** BEGIN RECORD EXTRACTS **
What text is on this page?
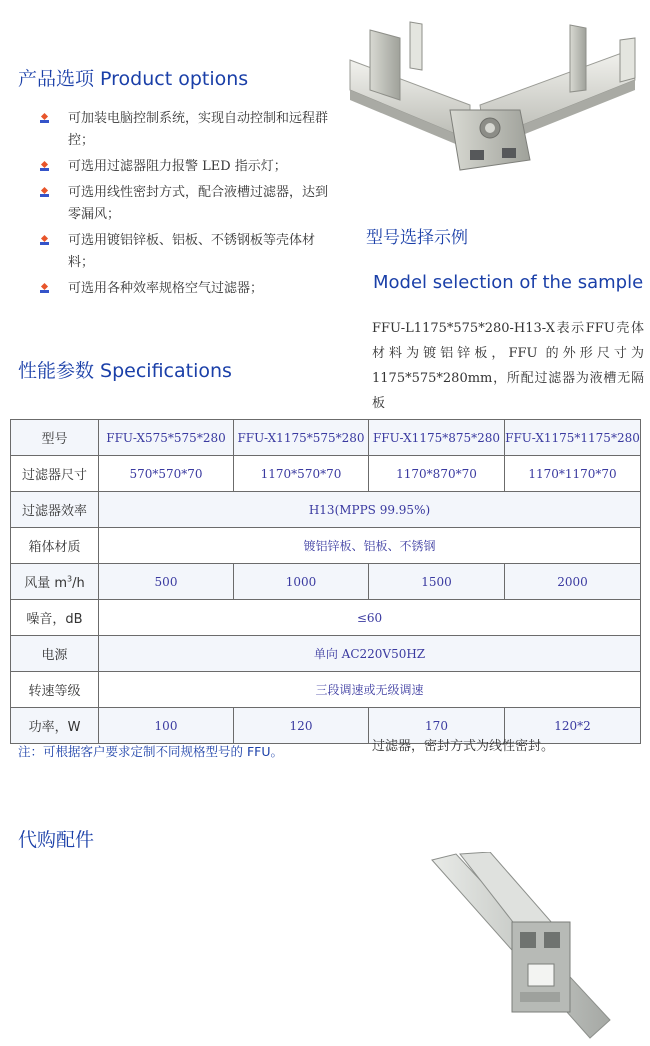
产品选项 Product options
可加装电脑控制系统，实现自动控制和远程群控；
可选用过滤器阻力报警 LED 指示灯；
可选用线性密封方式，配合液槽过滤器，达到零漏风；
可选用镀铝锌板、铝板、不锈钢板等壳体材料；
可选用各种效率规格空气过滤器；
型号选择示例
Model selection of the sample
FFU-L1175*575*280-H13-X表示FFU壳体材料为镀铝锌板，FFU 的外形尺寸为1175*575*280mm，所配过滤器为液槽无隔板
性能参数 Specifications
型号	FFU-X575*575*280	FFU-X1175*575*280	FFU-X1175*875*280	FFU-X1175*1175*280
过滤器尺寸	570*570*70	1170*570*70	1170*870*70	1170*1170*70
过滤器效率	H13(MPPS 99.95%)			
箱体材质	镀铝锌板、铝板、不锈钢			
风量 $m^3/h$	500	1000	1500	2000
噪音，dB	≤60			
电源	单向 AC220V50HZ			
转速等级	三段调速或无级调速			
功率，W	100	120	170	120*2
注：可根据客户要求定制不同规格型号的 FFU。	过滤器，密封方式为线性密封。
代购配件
** END RECORD EXTRACTS **
DIRECTION: Reproduce each line of the records exactly, and omit every picture.

SOLVED EXERCISE:
What text is on this page?
产品选项 Product options
可加装电脑控制系统，实现自动控制和远程群控；
可选用过滤器阻力报警 LED 指示灯；
可选用线性密封方式，配合液槽过滤器，达到零漏风；
可选用镀铝锌板、铝板、不锈钢板等壳体材料；
可选用各种效率规格空气过滤器；
型号选择示例
Model selection of the sample
FFU-L1175*575*280-H13-X表示FFU壳体材料为镀铝锌板，FFU 的外形尺寸为1175*575*280mm，所配过滤器为液槽无隔板
性能参数 Specifications
型号	FFU-X575*575*280	FFU-X1175*575*280	FFU-X1175*875*280	FFU-X1175*1175*280
过滤器尺寸	570*570*70	1170*570*70	1170*870*70	1170*1170*70
过滤器效率	H13(MPPS 99.95%)			
箱体材质	镀铝锌板、铝板、不锈钢			
风量 $m^3/h$	500	1000	1500	2000
噪音，dB	≤60			
电源	单向 AC220V50HZ			
转速等级	三段调速或无级调速			
功率，W	100	120	170	120*2
注：可根据客户要求定制不同规格型号的 FFU。	过滤器，密封方式为线性密封。
代购配件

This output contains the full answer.